# [TASK OBJECTIVE]
Take the material below and write it all out again exactly.
◇ ◇ ◇ ◇ ◇
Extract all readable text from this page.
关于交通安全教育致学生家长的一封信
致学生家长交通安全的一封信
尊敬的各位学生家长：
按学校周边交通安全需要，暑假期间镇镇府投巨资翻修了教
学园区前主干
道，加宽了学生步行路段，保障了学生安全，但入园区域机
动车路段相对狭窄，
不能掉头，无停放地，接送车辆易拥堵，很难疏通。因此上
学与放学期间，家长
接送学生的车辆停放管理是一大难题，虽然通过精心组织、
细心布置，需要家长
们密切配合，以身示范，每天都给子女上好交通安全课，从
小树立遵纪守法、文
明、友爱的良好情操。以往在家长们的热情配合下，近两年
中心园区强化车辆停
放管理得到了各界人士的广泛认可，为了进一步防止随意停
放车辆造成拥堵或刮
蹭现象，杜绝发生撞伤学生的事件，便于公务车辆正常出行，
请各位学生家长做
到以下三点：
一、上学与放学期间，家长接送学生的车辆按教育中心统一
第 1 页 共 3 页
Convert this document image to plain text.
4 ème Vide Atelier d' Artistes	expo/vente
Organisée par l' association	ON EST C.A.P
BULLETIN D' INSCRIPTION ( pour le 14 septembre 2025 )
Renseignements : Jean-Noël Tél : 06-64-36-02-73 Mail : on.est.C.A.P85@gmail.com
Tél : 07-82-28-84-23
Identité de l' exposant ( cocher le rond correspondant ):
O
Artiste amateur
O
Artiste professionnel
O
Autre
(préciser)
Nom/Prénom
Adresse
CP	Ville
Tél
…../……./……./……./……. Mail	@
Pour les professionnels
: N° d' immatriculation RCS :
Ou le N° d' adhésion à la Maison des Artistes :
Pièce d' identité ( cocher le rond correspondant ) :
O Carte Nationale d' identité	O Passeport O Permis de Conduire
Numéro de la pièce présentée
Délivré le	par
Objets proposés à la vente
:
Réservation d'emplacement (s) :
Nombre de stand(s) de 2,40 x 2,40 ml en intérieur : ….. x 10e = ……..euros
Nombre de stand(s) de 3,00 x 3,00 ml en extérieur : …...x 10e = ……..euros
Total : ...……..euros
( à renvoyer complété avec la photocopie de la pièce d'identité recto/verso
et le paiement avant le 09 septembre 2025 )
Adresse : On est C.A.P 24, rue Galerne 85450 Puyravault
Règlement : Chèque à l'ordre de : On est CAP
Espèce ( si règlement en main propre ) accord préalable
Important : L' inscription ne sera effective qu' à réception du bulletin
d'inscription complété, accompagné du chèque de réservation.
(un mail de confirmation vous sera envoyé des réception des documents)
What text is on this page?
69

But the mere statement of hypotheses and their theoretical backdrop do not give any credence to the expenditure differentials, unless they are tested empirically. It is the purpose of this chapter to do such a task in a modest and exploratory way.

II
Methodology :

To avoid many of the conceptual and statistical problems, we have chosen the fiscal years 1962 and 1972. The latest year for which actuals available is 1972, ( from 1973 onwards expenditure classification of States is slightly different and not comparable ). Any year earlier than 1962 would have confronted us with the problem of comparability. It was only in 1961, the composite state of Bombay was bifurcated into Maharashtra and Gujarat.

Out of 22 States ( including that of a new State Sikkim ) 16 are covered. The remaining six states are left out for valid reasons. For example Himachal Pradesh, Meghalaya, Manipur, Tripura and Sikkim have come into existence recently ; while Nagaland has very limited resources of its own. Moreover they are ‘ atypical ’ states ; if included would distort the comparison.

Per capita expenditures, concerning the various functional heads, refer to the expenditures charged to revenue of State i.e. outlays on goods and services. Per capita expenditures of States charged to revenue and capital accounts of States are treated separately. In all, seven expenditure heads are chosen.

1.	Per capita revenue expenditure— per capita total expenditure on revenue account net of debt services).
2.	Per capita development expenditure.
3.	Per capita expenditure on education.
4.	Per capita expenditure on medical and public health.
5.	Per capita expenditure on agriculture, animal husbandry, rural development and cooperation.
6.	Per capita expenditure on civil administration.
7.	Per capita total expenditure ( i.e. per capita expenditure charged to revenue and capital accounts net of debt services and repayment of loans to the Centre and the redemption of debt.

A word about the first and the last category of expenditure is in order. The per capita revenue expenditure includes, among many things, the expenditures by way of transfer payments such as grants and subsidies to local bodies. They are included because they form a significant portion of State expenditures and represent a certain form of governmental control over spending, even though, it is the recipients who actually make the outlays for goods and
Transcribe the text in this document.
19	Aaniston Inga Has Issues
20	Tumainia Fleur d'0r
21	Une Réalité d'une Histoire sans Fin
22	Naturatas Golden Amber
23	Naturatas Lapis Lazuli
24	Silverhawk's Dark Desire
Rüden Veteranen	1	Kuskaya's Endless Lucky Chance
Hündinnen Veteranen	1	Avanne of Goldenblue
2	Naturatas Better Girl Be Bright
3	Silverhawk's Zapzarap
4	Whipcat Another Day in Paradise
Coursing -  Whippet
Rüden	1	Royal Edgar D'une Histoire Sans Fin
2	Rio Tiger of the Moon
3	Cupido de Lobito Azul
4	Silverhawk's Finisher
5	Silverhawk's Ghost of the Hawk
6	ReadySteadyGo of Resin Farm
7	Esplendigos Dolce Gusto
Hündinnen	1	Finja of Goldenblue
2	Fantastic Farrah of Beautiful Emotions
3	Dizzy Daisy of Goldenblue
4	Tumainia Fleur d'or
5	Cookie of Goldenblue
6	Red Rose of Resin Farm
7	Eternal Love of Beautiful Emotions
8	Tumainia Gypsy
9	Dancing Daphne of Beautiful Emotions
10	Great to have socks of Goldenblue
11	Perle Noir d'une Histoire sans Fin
◇ ◇ ◇ ◇ ◇
# [RIGHT ANSWER]
Extract all readable text from this page.
关于交通安全教育致学生家长的一封信
致学生家长交通安全的一封信
尊敬的各位学生家长：
按学校周边交通安全需要，暑假期间镇镇府投巨资翻修了教
学园区前主干
道，加宽了学生步行路段，保障了学生安全，但入园区域机
动车路段相对狭窄，
不能掉头，无停放地，接送车辆易拥堵，很难疏通。因此上
学与放学期间，家长
接送学生的车辆停放管理是一大难题，虽然通过精心组织、
细心布置，需要家长
们密切配合，以身示范，每天都给子女上好交通安全课，从
小树立遵纪守法、文
明、友爱的良好情操。以往在家长们的热情配合下，近两年
中心园区强化车辆停
放管理得到了各界人士的广泛认可，为了进一步防止随意停
放车辆造成拥堵或刮
蹭现象，杜绝发生撞伤学生的事件，便于公务车辆正常出行，
请各位学生家长做
到以下三点：
一、上学与放学期间，家长接送学生的车辆按教育中心统一
第 1 页 共 3 页
Convert this document image to plain text.
4 ème Vide Atelier d' Artistes	expo/vente
Organisée par l' association	ON EST C.A.P
BULLETIN D' INSCRIPTION ( pour le 14 septembre 2025 )
Renseignements : Jean-Noël Tél : 06-64-36-02-73 Mail : on.est.C.A.P85@gmail.com
Tél : 07-82-28-84-23
Identité de l' exposant ( cocher le rond correspondant ):
O
Artiste amateur
O
Artiste professionnel
O
Autre
(préciser)
Nom/Prénom
Adresse
CP	Ville
Tél
…../……./……./……./……. Mail	@
Pour les professionnels
: N° d' immatriculation RCS :
Ou le N° d' adhésion à la Maison des Artistes :
Pièce d' identité ( cocher le rond correspondant ) :
O Carte Nationale d' identité	O Passeport O Permis de Conduire
Numéro de la pièce présentée
Délivré le	par
Objets proposés à la vente
:
Réservation d'emplacement (s) :
Nombre de stand(s) de 2,40 x 2,40 ml en intérieur : ….. x 10e = ……..euros
Nombre de stand(s) de 3,00 x 3,00 ml en extérieur : …...x 10e = ……..euros
Total : ...……..euros
( à renvoyer complété avec la photocopie de la pièce d'identité recto/verso
et le paiement avant le 09 septembre 2025 )
Adresse : On est C.A.P 24, rue Galerne 85450 Puyravault
Règlement : Chèque à l'ordre de : On est CAP
Espèce ( si règlement en main propre ) accord préalable
Important : L' inscription ne sera effective qu' à réception du bulletin
d'inscription complété, accompagné du chèque de réservation.
(un mail de confirmation vous sera envoyé des réception des documents)
What text is on this page?
69

But the mere statement of hypotheses and their theoretical backdrop do not give any credence to the expenditure differentials, unless they are tested empirically. It is the purpose of this chapter to do such a task in a modest and exploratory way.

II
Methodology :

To avoid many of the conceptual and statistical problems, we have chosen the fiscal years 1962 and 1972. The latest year for which actuals available is 1972, ( from 1973 onwards expenditure classification of States is slightly different and not comparable ). Any year earlier than 1962 would have confronted us with the problem of comparability. It was only in 1961, the composite state of Bombay was bifurcated into Maharashtra and Gujarat.

Out of 22 States ( including that of a new State Sikkim ) 16 are covered. The remaining six states are left out for valid reasons. For example Himachal Pradesh, Meghalaya, Manipur, Tripura and Sikkim have come into existence recently ; while Nagaland has very limited resources of its own. Moreover they are ‘ atypical ’ states ; if included would distort the comparison.

Per capita expenditures, concerning the various functional heads, refer to the expenditures charged to revenue of State i.e. outlays on goods and services. Per capita expenditures of States charged to revenue and capital accounts of States are treated separately. In all, seven expenditure heads are chosen.

1.	Per capita revenue expenditure— per capita total expenditure on revenue account net of debt services).
2.	Per capita development expenditure.
3.	Per capita expenditure on education.
4.	Per capita expenditure on medical and public health.
5.	Per capita expenditure on agriculture, animal husbandry, rural development and cooperation.
6.	Per capita expenditure on civil administration.
7.	Per capita total expenditure ( i.e. per capita expenditure charged to revenue and capital accounts net of debt services and repayment of loans to the Centre and the redemption of debt.

A word about the first and the last category of expenditure is in order. The per capita revenue expenditure includes, among many things, the expenditures by way of transfer payments such as grants and subsidies to local bodies. They are included because they form a significant portion of State expenditures and represent a certain form of governmental control over spending, even though, it is the recipients who actually make the outlays for goods and
Transcribe the text in this document.
19	Aaniston Inga Has Issues
20	Tumainia Fleur d'0r
21	Une Réalité d'une Histoire sans Fin
22	Naturatas Golden Amber
23	Naturatas Lapis Lazuli
24	Silverhawk's Dark Desire
Rüden Veteranen	1	Kuskaya's Endless Lucky Chance
Hündinnen Veteranen	1	Avanne of Goldenblue
2	Naturatas Better Girl Be Bright
3	Silverhawk's Zapzarap
4	Whipcat Another Day in Paradise
Coursing -  Whippet
Rüden	1	Royal Edgar D'une Histoire Sans Fin
2	Rio Tiger of the Moon
3	Cupido de Lobito Azul
4	Silverhawk's Finisher
5	Silverhawk's Ghost of the Hawk
6	ReadySteadyGo of Resin Farm
7	Esplendigos Dolce Gusto
Hündinnen	1	Finja of Goldenblue
2	Fantastic Farrah of Beautiful Emotions
3	Dizzy Daisy of Goldenblue
4	Tumainia Fleur d'or
5	Cookie of Goldenblue
6	Red Rose of Resin Farm
7	Eternal Love of Beautiful Emotions
8	Tumainia Gypsy
9	Dancing Daphne of Beautiful Emotions
10	Great to have socks of Goldenblue
11	Perle Noir d'une Histoire sans Fin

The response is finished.